> [RAW DATA]
* * * * * * *

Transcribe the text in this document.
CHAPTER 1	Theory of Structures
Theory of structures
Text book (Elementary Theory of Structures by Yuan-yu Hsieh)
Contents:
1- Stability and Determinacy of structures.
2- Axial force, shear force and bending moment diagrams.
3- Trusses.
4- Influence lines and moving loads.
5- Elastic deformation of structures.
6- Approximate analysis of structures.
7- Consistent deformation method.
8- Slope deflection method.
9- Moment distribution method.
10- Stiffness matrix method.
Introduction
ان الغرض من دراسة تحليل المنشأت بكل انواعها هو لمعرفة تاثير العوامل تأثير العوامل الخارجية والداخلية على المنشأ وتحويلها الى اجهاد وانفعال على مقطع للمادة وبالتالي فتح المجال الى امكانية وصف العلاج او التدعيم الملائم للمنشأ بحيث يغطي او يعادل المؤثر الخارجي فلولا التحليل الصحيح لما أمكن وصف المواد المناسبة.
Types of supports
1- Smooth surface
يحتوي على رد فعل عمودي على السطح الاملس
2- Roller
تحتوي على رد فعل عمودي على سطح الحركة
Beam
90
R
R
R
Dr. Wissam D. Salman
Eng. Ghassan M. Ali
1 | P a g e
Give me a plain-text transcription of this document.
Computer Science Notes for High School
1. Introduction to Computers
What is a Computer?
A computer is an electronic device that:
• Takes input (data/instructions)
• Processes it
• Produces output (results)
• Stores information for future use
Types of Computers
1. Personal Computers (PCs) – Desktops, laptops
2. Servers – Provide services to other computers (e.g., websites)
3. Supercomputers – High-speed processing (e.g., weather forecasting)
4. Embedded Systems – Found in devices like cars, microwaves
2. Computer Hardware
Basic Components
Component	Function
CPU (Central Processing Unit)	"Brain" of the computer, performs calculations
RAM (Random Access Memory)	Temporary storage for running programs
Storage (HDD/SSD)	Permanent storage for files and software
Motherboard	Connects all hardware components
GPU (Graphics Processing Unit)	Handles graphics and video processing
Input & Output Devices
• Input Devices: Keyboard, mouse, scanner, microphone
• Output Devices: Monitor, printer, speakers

* * * * * * *

Your task is to transcribe the line containing "Give me a plain-text" and every line after it, through the last line of the data, exactly as written and with nothing more.

> [EXERCISE ANSWER]
Give me a plain-text transcription of this document.
Computer Science Notes for High School
1. Introduction to Computers
What is a Computer?
A computer is an electronic device that:
• Takes input (data/instructions)
• Processes it
• Produces output (results)
• Stores information for future use
Types of Computers
1. Personal Computers (PCs) – Desktops, laptops
2. Servers – Provide services to other computers (e.g., websites)
3. Supercomputers – High-speed processing (e.g., weather forecasting)
4. Embedded Systems – Found in devices like cars, microwaves
2. Computer Hardware
Basic Components
Component	Function
CPU (Central Processing Unit)	"Brain" of the computer, performs calculations
RAM (Random Access Memory)	Temporary storage for running programs
Storage (HDD/SSD)	Permanent storage for files and software
Motherboard	Connects all hardware components
GPU (Graphics Processing Unit)	Handles graphics and video processing
Input & Output Devices
• Input Devices: Keyboard, mouse, scanner, microphone
• Output Devices: Monitor, printer, speakers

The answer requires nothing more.